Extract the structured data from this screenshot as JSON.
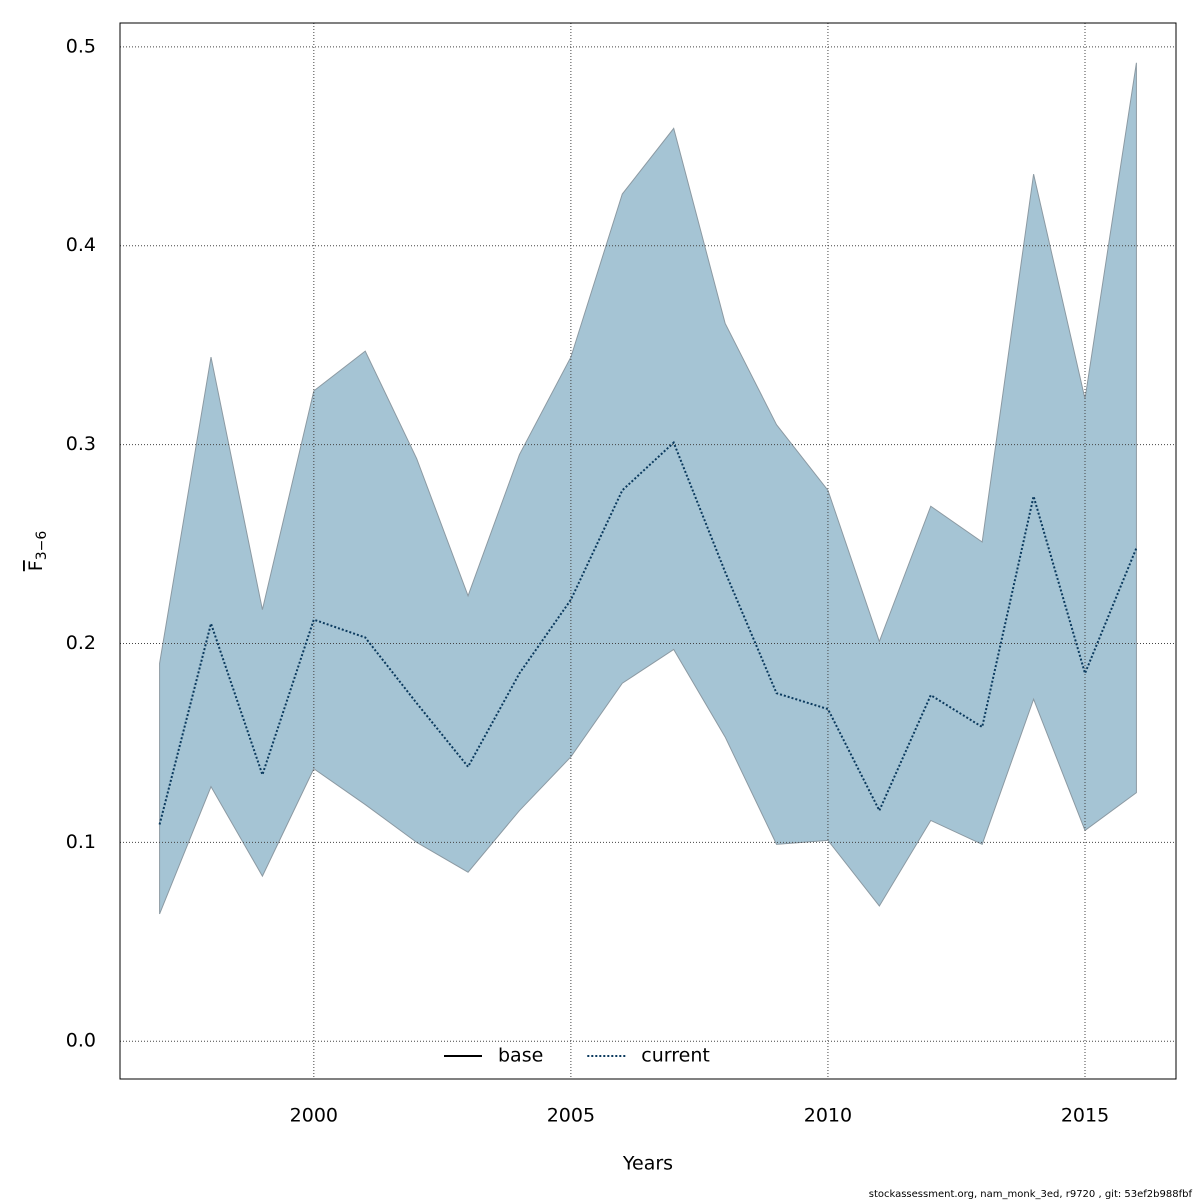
{
  "chart_data": {
    "type": "line",
    "xlabel": "Years",
    "ylabel": "F",
    "ylabel_sub": "3−6",
    "footer": "stockassessment.org, nam_monk_3ed, r9720 , git: 53ef2b988fbf",
    "x": [
      1997,
      1998,
      1999,
      2000,
      2001,
      2002,
      2003,
      2004,
      2005,
      2006,
      2007,
      2008,
      2009,
      2010,
      2011,
      2012,
      2013,
      2014,
      2015,
      2016
    ],
    "series": [
      {
        "name": "current",
        "color": "#0b3a5e",
        "style": "dotted",
        "values": [
          0.109,
          0.21,
          0.134,
          0.212,
          0.203,
          0.17,
          0.138,
          0.185,
          0.222,
          0.277,
          0.301,
          0.236,
          0.175,
          0.167,
          0.116,
          0.174,
          0.158,
          0.274,
          0.185,
          0.248
        ],
        "upper": [
          0.19,
          0.344,
          0.217,
          0.327,
          0.347,
          0.293,
          0.224,
          0.295,
          0.344,
          0.426,
          0.459,
          0.361,
          0.31,
          0.277,
          0.201,
          0.269,
          0.251,
          0.436,
          0.323,
          0.492
        ],
        "lower": [
          0.064,
          0.128,
          0.083,
          0.137,
          0.119,
          0.1,
          0.085,
          0.116,
          0.143,
          0.18,
          0.197,
          0.153,
          0.099,
          0.101,
          0.068,
          0.111,
          0.099,
          0.172,
          0.106,
          0.125
        ],
        "band_color": "#a5c4d4"
      }
    ],
    "legend": [
      {
        "name": "base",
        "color": "#000000",
        "style": "solid"
      },
      {
        "name": "current",
        "color": "#0b3a5e",
        "style": "dotted"
      }
    ],
    "xlim": [
      1996.23,
      2016.77
    ],
    "xticks": [
      2000,
      2005,
      2010,
      2015
    ],
    "ylim": [
      -0.019,
      0.512
    ],
    "yticks": [
      {
        "value": 0,
        "label": "0.0"
      },
      0.1,
      0.2,
      0.3,
      0.4,
      0.5
    ],
    "grid": true
  }
}
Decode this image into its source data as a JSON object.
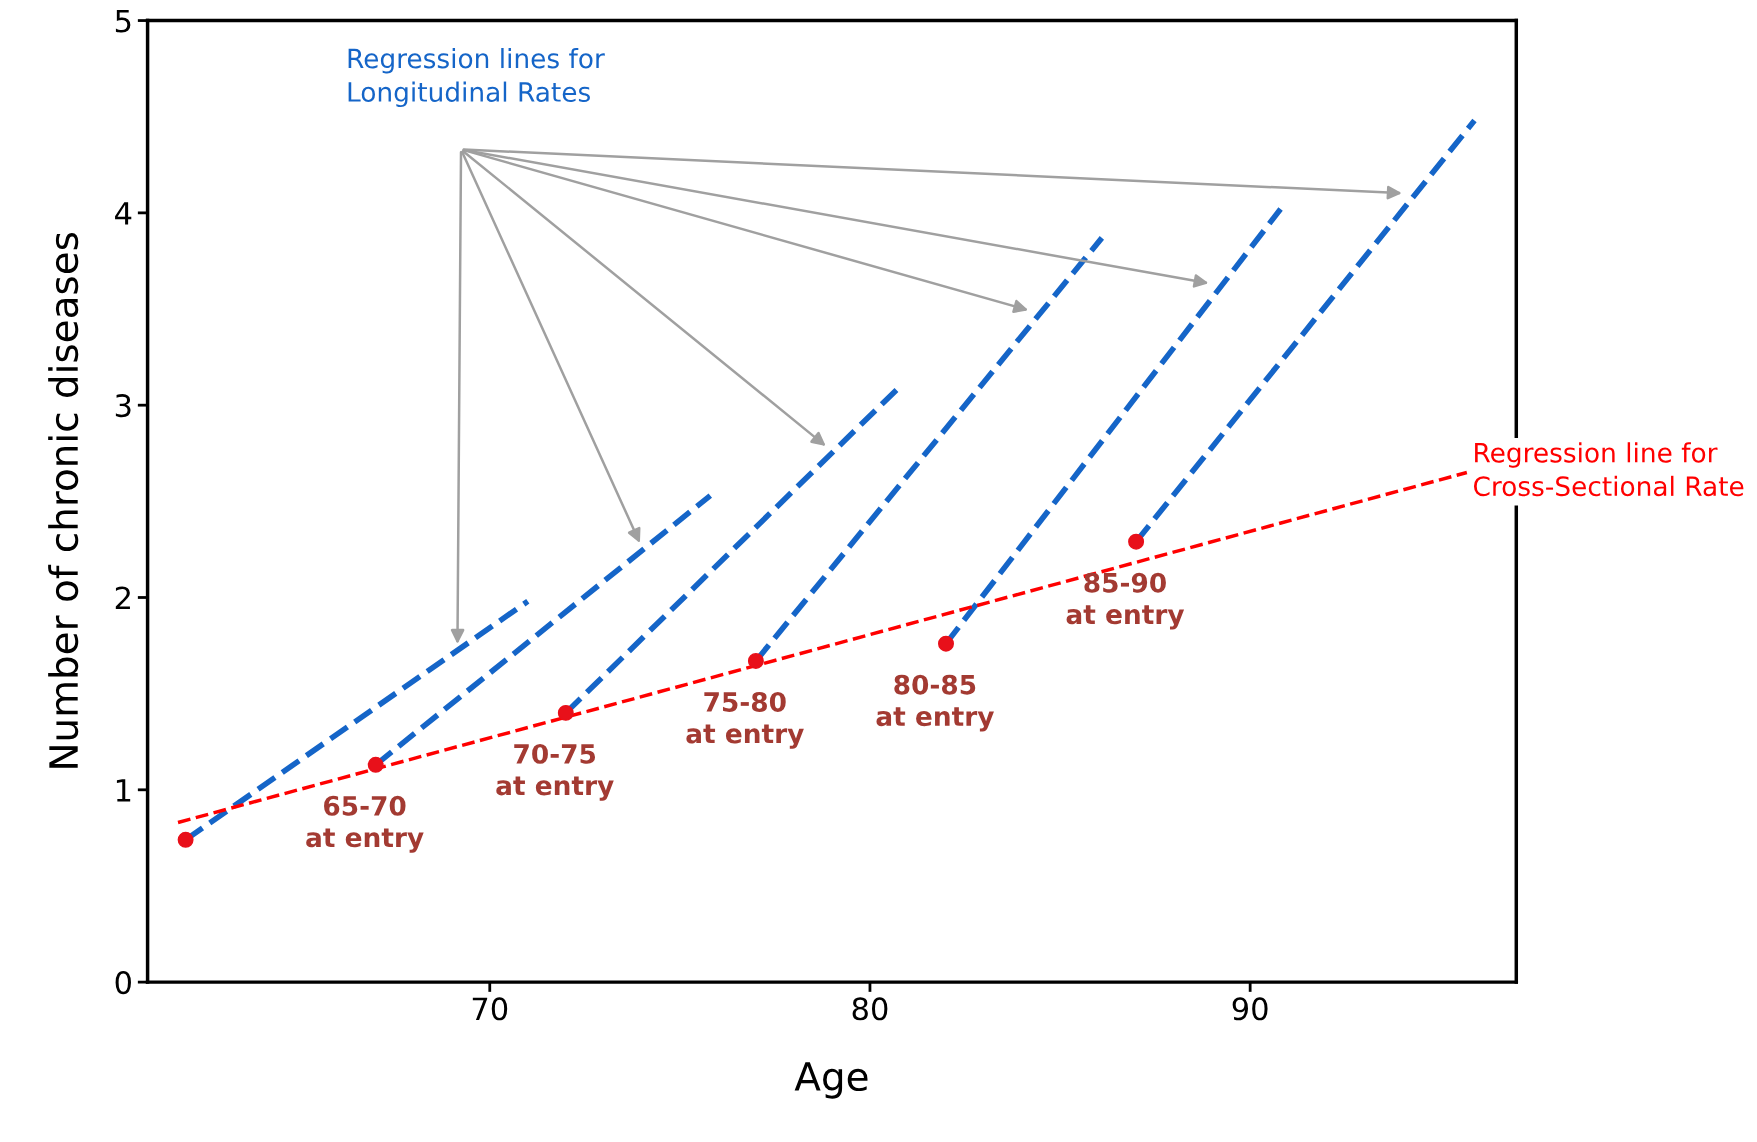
{
  "chart_data": {
    "type": "line",
    "xlabel": "Age",
    "ylabel": "Number of chronic diseases",
    "xlim": [
      61,
      97
    ],
    "ylim": [
      0,
      5
    ],
    "xticks": [
      70,
      80,
      90
    ],
    "yticks": [
      0,
      1,
      2,
      3,
      4,
      5
    ],
    "grid": false,
    "legend": false,
    "line_style": "dashed",
    "marker": "none",
    "series": [
      {
        "color": "#1565c8",
        "x": [
          62.0,
          71.0
        ],
        "values": [
          0.74,
          1.98
        ]
      },
      {
        "color": "#1565c8",
        "x": [
          67.0,
          75.8
        ],
        "values": [
          1.13,
          2.53
        ]
      },
      {
        "color": "#1565c8",
        "x": [
          72.0,
          80.7
        ],
        "values": [
          1.4,
          3.08
        ]
      },
      {
        "color": "#1565c8",
        "x": [
          77.0,
          86.1
        ],
        "values": [
          1.67,
          3.87
        ]
      },
      {
        "color": "#1565c8",
        "x": [
          82.0,
          90.8
        ],
        "values": [
          1.76,
          4.02
        ]
      },
      {
        "color": "#1565c8",
        "x": [
          87.0,
          95.9
        ],
        "values": [
          2.29,
          4.48
        ]
      },
      {
        "color": "#ff0000",
        "x": [
          61.8,
          95.7
        ],
        "values": [
          0.83,
          2.65
        ]
      },
      {
        "type": "scatter",
        "marker": "circle",
        "color": "#e8101a",
        "x": [
          62.0,
          67.0,
          72.0,
          77.0,
          82.0,
          87.0
        ],
        "values": [
          0.74,
          1.13,
          1.4,
          1.67,
          1.76,
          2.29
        ]
      }
    ],
    "annotations": [
      "Regression lines for\nLongitudinal Rates",
      "Regression line for\nCross-Sectional Rate",
      {
        "text": "65-70\nat entry",
        "x": 67.0,
        "y": 1.13
      },
      {
        "text": "70-75\nat entry",
        "x": 72.0,
        "y": 1.4
      },
      {
        "text": "75-80\nat entry",
        "x": 77.0,
        "y": 1.67
      },
      {
        "text": "80-85\nat entry",
        "x": 82.0,
        "y": 1.76
      },
      {
        "text": "85-90\nat entry",
        "x": 87.0,
        "y": 2.29
      }
    ]
  }
}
--
## [What you should do]
Retype every entry verbatim and exclude the pictures from the copy.

## [Reply to the exercise]
Extract the structured data from this screenshot as JSON.
{
  "chart_data": {
    "type": "line",
    "xlabel": "Years",
    "ylabel": "F",
    "ylabel_sub": "3−6",
    "footer": "stockassessment.org, nam_monk_3ed, r9720 , git: 53ef2b988fbf",
    "x": [
      1997,
      1998,
      1999,
      2000,
      2001,
      2002,
      2003,
      2004,
      2005,
      2006,
      2007,
      2008,
      2009,
      2010,
      2011,
      2012,
      2013,
      2014,
      2015,
      2016
    ],
    "series": [
      {
        "name": "current",
        "color": "#0b3a5e",
        "style": "dotted",
        "values": [
          0.109,
          0.21,
          0.134,
          0.212,
          0.203,
          0.17,
          0.138,
          0.185,
          0.222,
          0.277,
          0.301,
          0.236,
          0.175,
          0.167,
          0.116,
          0.174,
          0.158,
          0.274,
          0.185,
          0.248
        ],
        "upper": [
          0.19,
          0.344,
          0.217,
          0.327,
          0.347,
          0.293,
          0.224,
          0.295,
          0.344,
          0.426,
          0.459,
          0.361,
          0.31,
          0.277,
          0.201,
          0.269,
          0.251,
          0.436,
          0.323,
          0.492
        ],
        "lower": [
          0.064,
          0.128,
          0.083,
          0.137,
          0.119,
          0.1,
          0.085,
          0.116,
          0.143,
          0.18,
          0.197,
          0.153,
          0.099,
          0.101,
          0.068,
          0.111,
          0.099,
          0.172,
          0.106,
          0.125
        ],
        "band_color": "#a5c4d4"
      }
    ],
    "legend": [
      {
        "name": "base",
        "color": "#000000",
        "style": "solid"
      },
      {
        "name": "current",
        "color": "#0b3a5e",
        "style": "dotted"
      }
    ],
    "xlim": [
      1996.23,
      2016.77
    ],
    "xticks": [
      2000,
      2005,
      2010,
      2015
    ],
    "ylim": [
      -0.019,
      0.512
    ],
    "yticks": [
      {
        "value": 0,
        "label": "0.0"
      },
      0.1,
      0.2,
      0.3,
      0.4,
      0.5
    ],
    "grid": true
  }
}
Decode this image into its source data as a JSON object.
{
  "chart_data": {
    "type": "line",
    "xlabel": "Age",
    "ylabel": "Number of chronic diseases",
    "xlim": [
      61,
      97
    ],
    "ylim": [
      0,
      5
    ],
    "xticks": [
      70,
      80,
      90
    ],
    "yticks": [
      0,
      1,
      2,
      3,
      4,
      5
    ],
    "grid": false,
    "legend": false,
    "line_style": "dashed",
    "marker": "none",
    "series": [
      {
        "color": "#1565c8",
        "x": [
          62.0,
          71.0
        ],
        "values": [
          0.74,
          1.98
        ]
      },
      {
        "color": "#1565c8",
        "x": [
          67.0,
          75.8
        ],
        "values": [
          1.13,
          2.53
        ]
      },
      {
        "color": "#1565c8",
        "x": [
          72.0,
          80.7
        ],
        "values": [
          1.4,
          3.08
        ]
      },
      {
        "color": "#1565c8",
        "x": [
          77.0,
          86.1
        ],
        "values": [
          1.67,
          3.87
        ]
      },
      {
        "color": "#1565c8",
        "x": [
          82.0,
          90.8
        ],
        "values": [
          1.76,
          4.02
        ]
      },
      {
        "color": "#1565c8",
        "x": [
          87.0,
          95.9
        ],
        "values": [
          2.29,
          4.48
        ]
      },
      {
        "color": "#ff0000",
        "x": [
          61.8,
          95.7
        ],
        "values": [
          0.83,
          2.65
        ]
      },
      {
        "type": "scatter",
        "marker": "circle",
        "color": "#e8101a",
        "x": [
          62.0,
          67.0,
          72.0,
          77.0,
          82.0,
          87.0
        ],
        "values": [
          0.74,
          1.13,
          1.4,
          1.67,
          1.76,
          2.29
        ]
      }
    ],
    "annotations": [
      "Regression lines for\nLongitudinal Rates",
      "Regression line for\nCross-Sectional Rate",
      {
        "text": "65-70\nat entry",
        "x": 67.0,
        "y": 1.13
      },
      {
        "text": "70-75\nat entry",
        "x": 72.0,
        "y": 1.4
      },
      {
        "text": "75-80\nat entry",
        "x": 77.0,
        "y": 1.67
      },
      {
        "text": "80-85\nat entry",
        "x": 82.0,
        "y": 1.76
      },
      {
        "text": "85-90\nat entry",
        "x": 87.0,
        "y": 2.29
      }
    ]
  }
}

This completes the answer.